Data listing:
══════════
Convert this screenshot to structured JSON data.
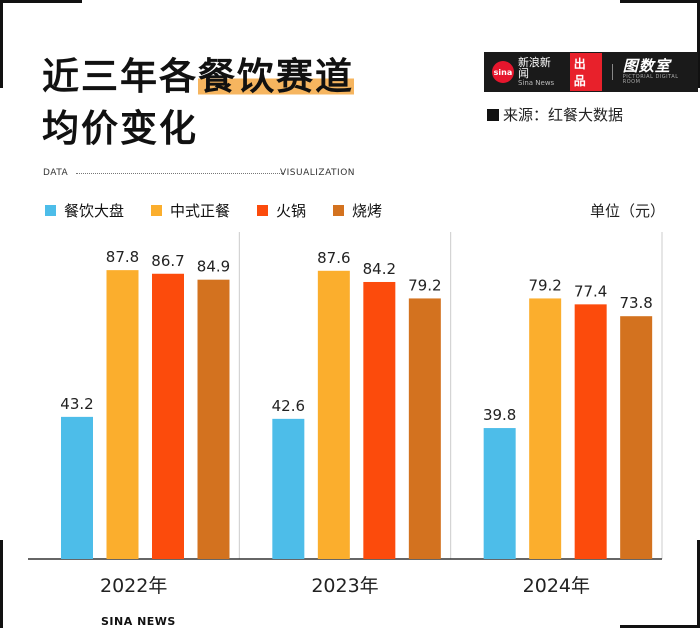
{
  "title": {
    "line1_pre": "近三年各",
    "line1_hl": "餐饮赛道",
    "line2": "均价变化"
  },
  "brand": {
    "logo": "sina",
    "name_cn": "新浪新闻",
    "name_en": "Sina News",
    "chupin": "出品",
    "tushuo": "图数室",
    "tushuo_en": "PICTORIAL DIGITAL ROOM"
  },
  "source": "来源：红餐大数据",
  "header_band": {
    "left": "DATA",
    "right": "VISUALIZATION"
  },
  "unit": "单位（元）",
  "footer": "SINA NEWS",
  "colors": {
    "accent": "#f6b55f",
    "brand_red": "#e8212b"
  },
  "chart_data": {
    "type": "bar",
    "categories": [
      "2022年",
      "2023年",
      "2024年"
    ],
    "series": [
      {
        "name": "餐饮大盘",
        "color": "#4dbde9",
        "values": [
          43.2,
          42.6,
          39.8
        ]
      },
      {
        "name": "中式正餐",
        "color": "#fbae2d",
        "values": [
          87.8,
          87.6,
          79.2
        ]
      },
      {
        "name": "火锅",
        "color": "#fc4b0c",
        "values": [
          86.7,
          84.2,
          77.4
        ]
      },
      {
        "name": "烧烤",
        "color": "#d3721f",
        "values": [
          84.9,
          79.2,
          73.8
        ]
      }
    ],
    "ylim": [
      0,
      100
    ],
    "grid": false,
    "legend": "top-left",
    "ylabel": "单位（元）"
  }
}
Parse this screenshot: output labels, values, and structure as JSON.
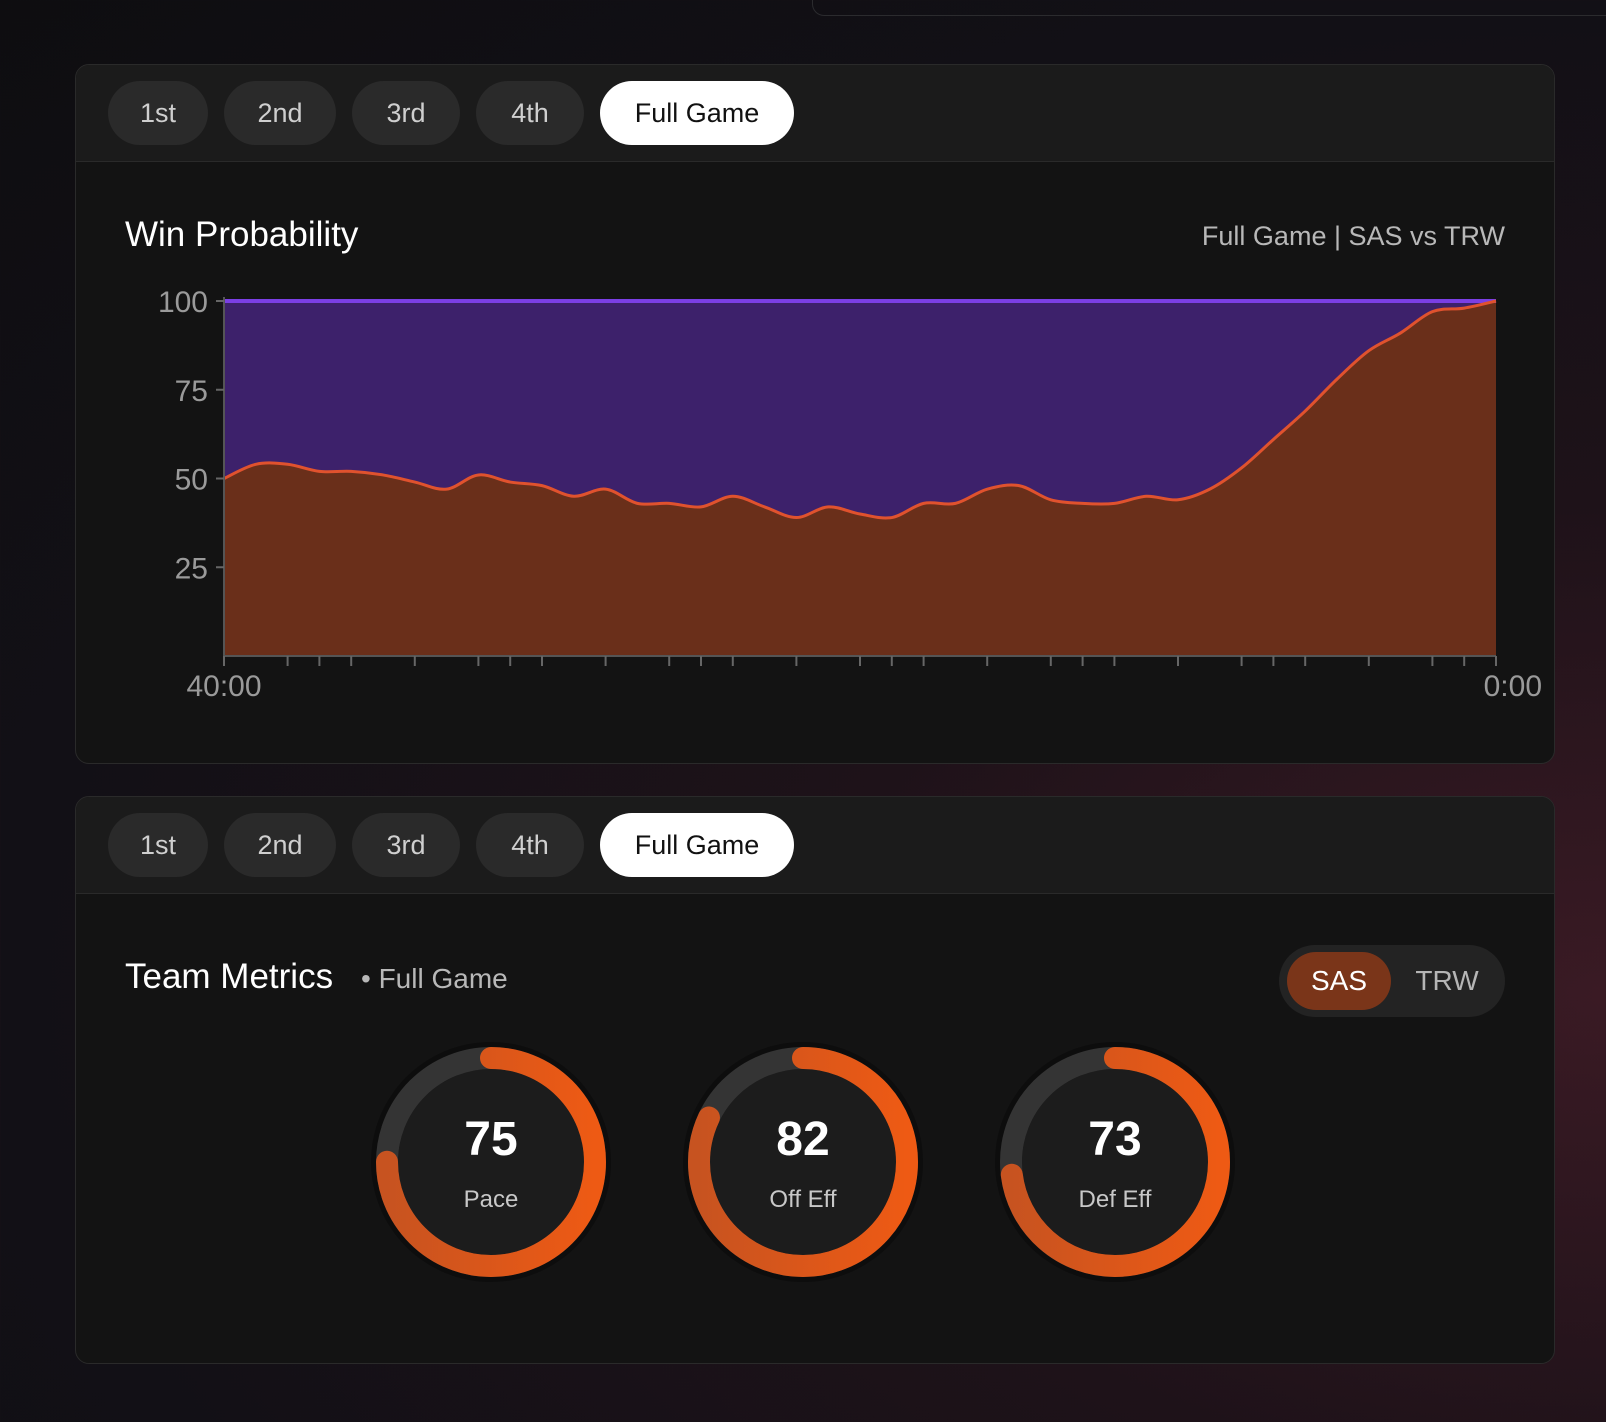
{
  "tabs": [
    "1st",
    "2nd",
    "3rd",
    "4th",
    "Full Game"
  ],
  "active_tab_index": 4,
  "win_probability": {
    "title": "Win Probability",
    "subtitle": "Full Game | SAS vs TRW"
  },
  "team_metrics": {
    "title": "Team Metrics",
    "subtitle": "• Full Game",
    "teams": [
      "SAS",
      "TRW"
    ],
    "selected_team": "SAS",
    "metrics": [
      {
        "value": "75",
        "label": "Pace"
      },
      {
        "value": "82",
        "label": "Off Eff"
      },
      {
        "value": "73",
        "label": "Def Eff"
      }
    ]
  },
  "colors": {
    "team_a_area": "#6a2f1a",
    "team_a_line": "#e0522e",
    "team_b_area": "#3d216b",
    "team_b_line": "#7b3fe4",
    "gauge_track": "#343434",
    "gauge_arc_light": "#c75320",
    "gauge_arc_bright": "#ee5a14"
  },
  "chart_data": {
    "type": "area",
    "title": "Win Probability",
    "ylim": [
      0,
      100
    ],
    "yticks": [
      25,
      50,
      75,
      100
    ],
    "xtick_labels": [
      "40:00",
      "0:00"
    ],
    "x_start_label": "40:00",
    "x_end_label": "0:00",
    "x_minutes": [
      40,
      39,
      38,
      37,
      36,
      35,
      34,
      33,
      32,
      31,
      30,
      29,
      28,
      27,
      26,
      25,
      24,
      23,
      22,
      21,
      20,
      19,
      18,
      17,
      16,
      15,
      14,
      13,
      12,
      11,
      10,
      9,
      8,
      7,
      6,
      5,
      4,
      3,
      2,
      1,
      0
    ],
    "series": [
      {
        "name": "SAS",
        "values": [
          50,
          54,
          54,
          52,
          52,
          51,
          49,
          47,
          51,
          49,
          48,
          45,
          47,
          43,
          43,
          42,
          45,
          42,
          39,
          42,
          40,
          39,
          43,
          43,
          47,
          48,
          44,
          43,
          43,
          45,
          44,
          47,
          53,
          61,
          69,
          78,
          86,
          91,
          97,
          98,
          100
        ]
      },
      {
        "name": "TRW",
        "values": [
          50,
          46,
          46,
          48,
          48,
          49,
          51,
          53,
          49,
          51,
          52,
          55,
          53,
          57,
          57,
          58,
          55,
          58,
          61,
          58,
          60,
          61,
          57,
          57,
          53,
          52,
          56,
          57,
          57,
          55,
          56,
          53,
          47,
          39,
          31,
          22,
          14,
          9,
          3,
          2,
          0
        ]
      }
    ],
    "grid": false,
    "legend": "none"
  }
}
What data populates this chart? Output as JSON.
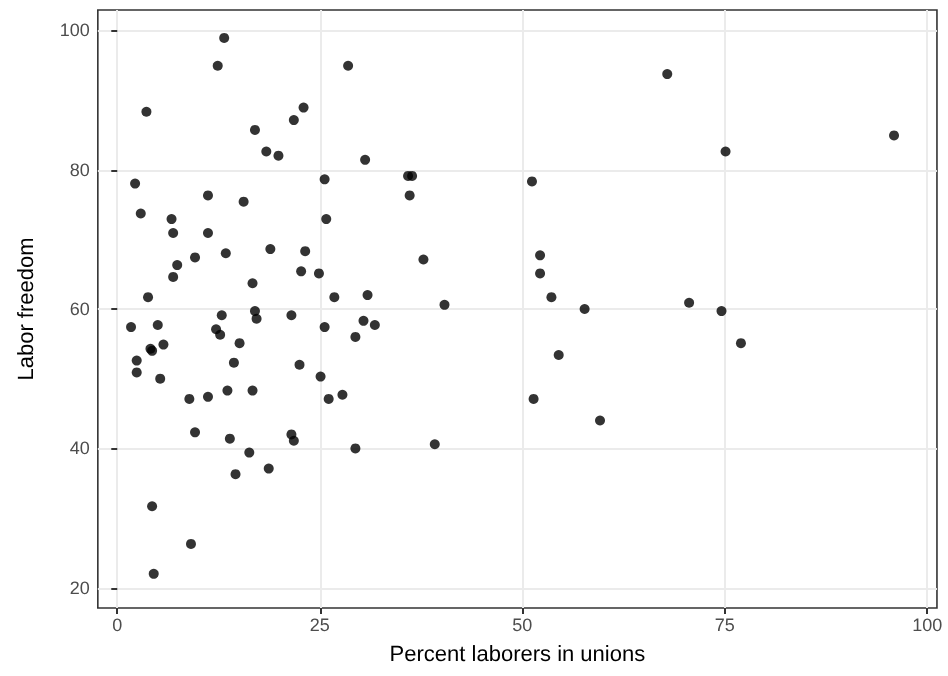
{
  "chart_data": {
    "type": "scatter",
    "xlabel": "Percent laborers in unions",
    "ylabel": "Labor freedom",
    "xlim": [
      -2.4,
      101.2
    ],
    "ylim": [
      17.1,
      102.9
    ],
    "xticks": [
      0,
      25,
      50,
      75,
      100
    ],
    "yticks": [
      20,
      40,
      60,
      80,
      100
    ],
    "grid": true,
    "marker": "circle",
    "series": [
      {
        "color": "#000000",
        "x": [
          13.2,
          12.4,
          28.5,
          3.6,
          23.0,
          21.8,
          17.0,
          18.4,
          19.9,
          30.6,
          2.2,
          25.6,
          35.9,
          36.4,
          36.1,
          51.2,
          2.9,
          6.7,
          11.2,
          15.6,
          6.9,
          25.8,
          11.2,
          9.6,
          13.4,
          18.9,
          23.2,
          7.4,
          6.9,
          22.7,
          24.9,
          16.7,
          3.8,
          26.8,
          30.9,
          37.8,
          52.2,
          52.2,
          53.6,
          40.4,
          57.7,
          70.6,
          74.6,
          77.0,
          67.9,
          75.1,
          95.9,
          12.9,
          17.0,
          17.2,
          21.5,
          1.7,
          5.0,
          12.2,
          12.7,
          25.6,
          30.4,
          31.8,
          29.4,
          4.1,
          4.3,
          5.7,
          15.1,
          2.4,
          2.4,
          5.3,
          14.4,
          22.5,
          25.1,
          8.9,
          11.2,
          13.6,
          16.7,
          26.1,
          27.8,
          9.6,
          13.9,
          21.5,
          21.8,
          16.3,
          29.4,
          14.6,
          18.7,
          4.3,
          9.1,
          4.5,
          51.4,
          59.6,
          39.2,
          54.5
        ],
        "values": [
          98.9,
          94.9,
          94.9,
          88.3,
          88.9,
          87.1,
          85.7,
          82.6,
          82.0,
          81.4,
          78.0,
          78.6,
          79.1,
          79.1,
          76.3,
          78.3,
          73.7,
          72.9,
          76.3,
          75.4,
          70.9,
          72.9,
          70.9,
          67.4,
          68.0,
          68.6,
          68.3,
          66.3,
          64.6,
          65.4,
          65.1,
          63.7,
          61.7,
          61.7,
          62.0,
          67.1,
          67.7,
          65.1,
          61.7,
          60.6,
          60.0,
          60.9,
          59.7,
          55.1,
          93.7,
          82.6,
          84.9,
          59.1,
          59.7,
          58.6,
          59.1,
          57.4,
          57.7,
          57.1,
          56.3,
          57.4,
          58.3,
          57.7,
          56.0,
          54.3,
          54.0,
          54.9,
          55.1,
          52.6,
          50.9,
          50.0,
          52.3,
          52.0,
          50.3,
          47.1,
          47.4,
          48.3,
          48.3,
          47.1,
          47.7,
          42.3,
          41.4,
          42.0,
          41.1,
          39.4,
          40.0,
          36.3,
          37.1,
          31.7,
          26.3,
          22.0,
          47.1,
          44.0,
          40.6,
          53.4
        ]
      }
    ]
  }
}
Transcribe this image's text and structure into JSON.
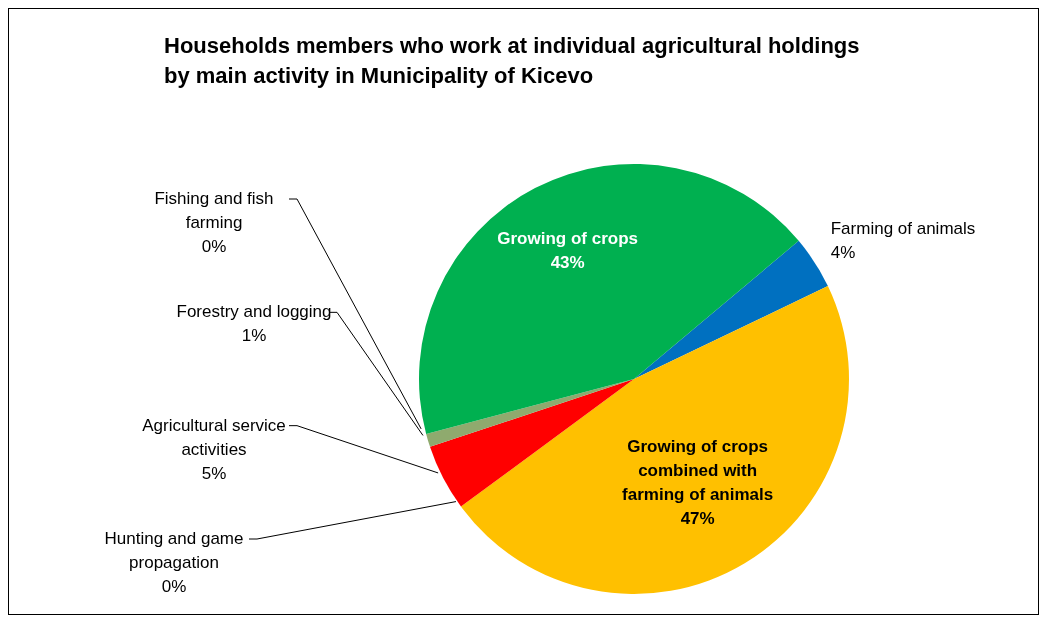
{
  "chart_data": {
    "type": "pie",
    "title": "Households members who work at individual agricultural holdings by main activity in Municipality of Kicevo",
    "categories": [
      "Farming of animals",
      "Growing of crops combined with farming of animals",
      "Hunting and game propagation",
      "Agricultural service activities",
      "Forestry and logging",
      "Fishing and fish farming",
      "Growing of crops"
    ],
    "values": [
      4,
      47,
      0,
      5,
      1,
      0,
      43
    ],
    "colors": [
      "#0070c0",
      "#ffc000",
      "#7030a0",
      "#ff0000",
      "#8faa6e",
      "#4bacc6",
      "#00b050"
    ],
    "value_labels": [
      "4%",
      "47%",
      "0%",
      "5%",
      "1%",
      "0%",
      "43%"
    ]
  }
}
══════════
■ WHAT IS BEING ASKED
Output every entry exactly as given; pictures are not part of the copy.

■ COMPLETED TASK
Convert this screenshot to structured JSON data.
{
  "title": {
    "line1_pre": "近三年各",
    "line1_hl": "餐饮赛道",
    "line2": "均价变化"
  },
  "brand": {
    "logo": "sina",
    "name_cn": "新浪新闻",
    "name_en": "Sina News",
    "chupin": "出品",
    "tushuo": "图数室",
    "tushuo_en": "PICTORIAL DIGITAL ROOM"
  },
  "source": "来源：红餐大数据",
  "header_band": {
    "left": "DATA",
    "right": "VISUALIZATION"
  },
  "unit": "单位（元）",
  "footer": "SINA NEWS",
  "colors": {
    "accent": "#f6b55f",
    "brand_red": "#e8212b"
  },
  "chart_data": {
    "type": "bar",
    "categories": [
      "2022年",
      "2023年",
      "2024年"
    ],
    "series": [
      {
        "name": "餐饮大盘",
        "color": "#4dbde9",
        "values": [
          43.2,
          42.6,
          39.8
        ]
      },
      {
        "name": "中式正餐",
        "color": "#fbae2d",
        "values": [
          87.8,
          87.6,
          79.2
        ]
      },
      {
        "name": "火锅",
        "color": "#fc4b0c",
        "values": [
          86.7,
          84.2,
          77.4
        ]
      },
      {
        "name": "烧烤",
        "color": "#d3721f",
        "values": [
          84.9,
          79.2,
          73.8
        ]
      }
    ],
    "ylim": [
      0,
      100
    ],
    "grid": false,
    "legend": "top-left",
    "ylabel": "单位（元）"
  }
}
Parse this screenshot: output labels, values, and structure as JSON.
{
  "tabs": [
    "1st",
    "2nd",
    "3rd",
    "4th",
    "Full Game"
  ],
  "active_tab_index": 4,
  "win_probability": {
    "title": "Win Probability",
    "subtitle": "Full Game | SAS vs TRW"
  },
  "team_metrics": {
    "title": "Team Metrics",
    "subtitle": "• Full Game",
    "teams": [
      "SAS",
      "TRW"
    ],
    "selected_team": "SAS",
    "metrics": [
      {
        "value": "75",
        "label": "Pace"
      },
      {
        "value": "82",
        "label": "Off Eff"
      },
      {
        "value": "73",
        "label": "Def Eff"
      }
    ]
  },
  "colors": {
    "team_a_area": "#6a2f1a",
    "team_a_line": "#e0522e",
    "team_b_area": "#3d216b",
    "team_b_line": "#7b3fe4",
    "gauge_track": "#343434",
    "gauge_arc_light": "#c75320",
    "gauge_arc_bright": "#ee5a14"
  },
  "chart_data": {
    "type": "area",
    "title": "Win Probability",
    "ylim": [
      0,
      100
    ],
    "yticks": [
      25,
      50,
      75,
      100
    ],
    "xtick_labels": [
      "40:00",
      "0:00"
    ],
    "x_start_label": "40:00",
    "x_end_label": "0:00",
    "x_minutes": [
      40,
      39,
      38,
      37,
      36,
      35,
      34,
      33,
      32,
      31,
      30,
      29,
      28,
      27,
      26,
      25,
      24,
      23,
      22,
      21,
      20,
      19,
      18,
      17,
      16,
      15,
      14,
      13,
      12,
      11,
      10,
      9,
      8,
      7,
      6,
      5,
      4,
      3,
      2,
      1,
      0
    ],
    "series": [
      {
        "name": "SAS",
        "values": [
          50,
          54,
          54,
          52,
          52,
          51,
          49,
          47,
          51,
          49,
          48,
          45,
          47,
          43,
          43,
          42,
          45,
          42,
          39,
          42,
          40,
          39,
          43,
          43,
          47,
          48,
          44,
          43,
          43,
          45,
          44,
          47,
          53,
          61,
          69,
          78,
          86,
          91,
          97,
          98,
          100
        ]
      },
      {
        "name": "TRW",
        "values": [
          50,
          46,
          46,
          48,
          48,
          49,
          51,
          53,
          49,
          51,
          52,
          55,
          53,
          57,
          57,
          58,
          55,
          58,
          61,
          58,
          60,
          61,
          57,
          57,
          53,
          52,
          56,
          57,
          57,
          55,
          56,
          53,
          47,
          39,
          31,
          22,
          14,
          9,
          3,
          2,
          0
        ]
      }
    ],
    "grid": false,
    "legend": "none"
  }
}
What data populates this chart? Output as JSON.
{
  "chart_data": {
    "type": "scatter",
    "xlabel": "Percent laborers in unions",
    "ylabel": "Labor freedom",
    "xlim": [
      -2.4,
      101.2
    ],
    "ylim": [
      17.1,
      102.9
    ],
    "xticks": [
      0,
      25,
      50,
      75,
      100
    ],
    "yticks": [
      20,
      40,
      60,
      80,
      100
    ],
    "grid": true,
    "marker": "circle",
    "series": [
      {
        "color": "#000000",
        "x": [
          13.2,
          12.4,
          28.5,
          3.6,
          23.0,
          21.8,
          17.0,
          18.4,
          19.9,
          30.6,
          2.2,
          25.6,
          35.9,
          36.4,
          36.1,
          51.2,
          2.9,
          6.7,
          11.2,
          15.6,
          6.9,
          25.8,
          11.2,
          9.6,
          13.4,
          18.9,
          23.2,
          7.4,
          6.9,
          22.7,
          24.9,
          16.7,
          3.8,
          26.8,
          30.9,
          37.8,
          52.2,
          52.2,
          53.6,
          40.4,
          57.7,
          70.6,
          74.6,
          77.0,
          67.9,
          75.1,
          95.9,
          12.9,
          17.0,
          17.2,
          21.5,
          1.7,
          5.0,
          12.2,
          12.7,
          25.6,
          30.4,
          31.8,
          29.4,
          4.1,
          4.3,
          5.7,
          15.1,
          2.4,
          2.4,
          5.3,
          14.4,
          22.5,
          25.1,
          8.9,
          11.2,
          13.6,
          16.7,
          26.1,
          27.8,
          9.6,
          13.9,
          21.5,
          21.8,
          16.3,
          29.4,
          14.6,
          18.7,
          4.3,
          9.1,
          4.5,
          51.4,
          59.6,
          39.2,
          54.5
        ],
        "values": [
          98.9,
          94.9,
          94.9,
          88.3,
          88.9,
          87.1,
          85.7,
          82.6,
          82.0,
          81.4,
          78.0,
          78.6,
          79.1,
          79.1,
          76.3,
          78.3,
          73.7,
          72.9,
          76.3,
          75.4,
          70.9,
          72.9,
          70.9,
          67.4,
          68.0,
          68.6,
          68.3,
          66.3,
          64.6,
          65.4,
          65.1,
          63.7,
          61.7,
          61.7,
          62.0,
          67.1,
          67.7,
          65.1,
          61.7,
          60.6,
          60.0,
          60.9,
          59.7,
          55.1,
          93.7,
          82.6,
          84.9,
          59.1,
          59.7,
          58.6,
          59.1,
          57.4,
          57.7,
          57.1,
          56.3,
          57.4,
          58.3,
          57.7,
          56.0,
          54.3,
          54.0,
          54.9,
          55.1,
          52.6,
          50.9,
          50.0,
          52.3,
          52.0,
          50.3,
          47.1,
          47.4,
          48.3,
          48.3,
          47.1,
          47.7,
          42.3,
          41.4,
          42.0,
          41.1,
          39.4,
          40.0,
          36.3,
          37.1,
          31.7,
          26.3,
          22.0,
          47.1,
          44.0,
          40.6,
          53.4
        ]
      }
    ]
  }
}
Transcribe this image's text and structure into JSON.
{
  "chart_data": {
    "type": "pie",
    "title": "Households members who work at individual agricultural holdings by main activity in Municipality of Kicevo",
    "categories": [
      "Farming of animals",
      "Growing of crops combined with farming of animals",
      "Hunting and game propagation",
      "Agricultural service activities",
      "Forestry and logging",
      "Fishing and fish farming",
      "Growing of crops"
    ],
    "values": [
      4,
      47,
      0,
      5,
      1,
      0,
      43
    ],
    "colors": [
      "#0070c0",
      "#ffc000",
      "#7030a0",
      "#ff0000",
      "#8faa6e",
      "#4bacc6",
      "#00b050"
    ],
    "value_labels": [
      "4%",
      "47%",
      "0%",
      "5%",
      "1%",
      "0%",
      "43%"
    ]
  }
}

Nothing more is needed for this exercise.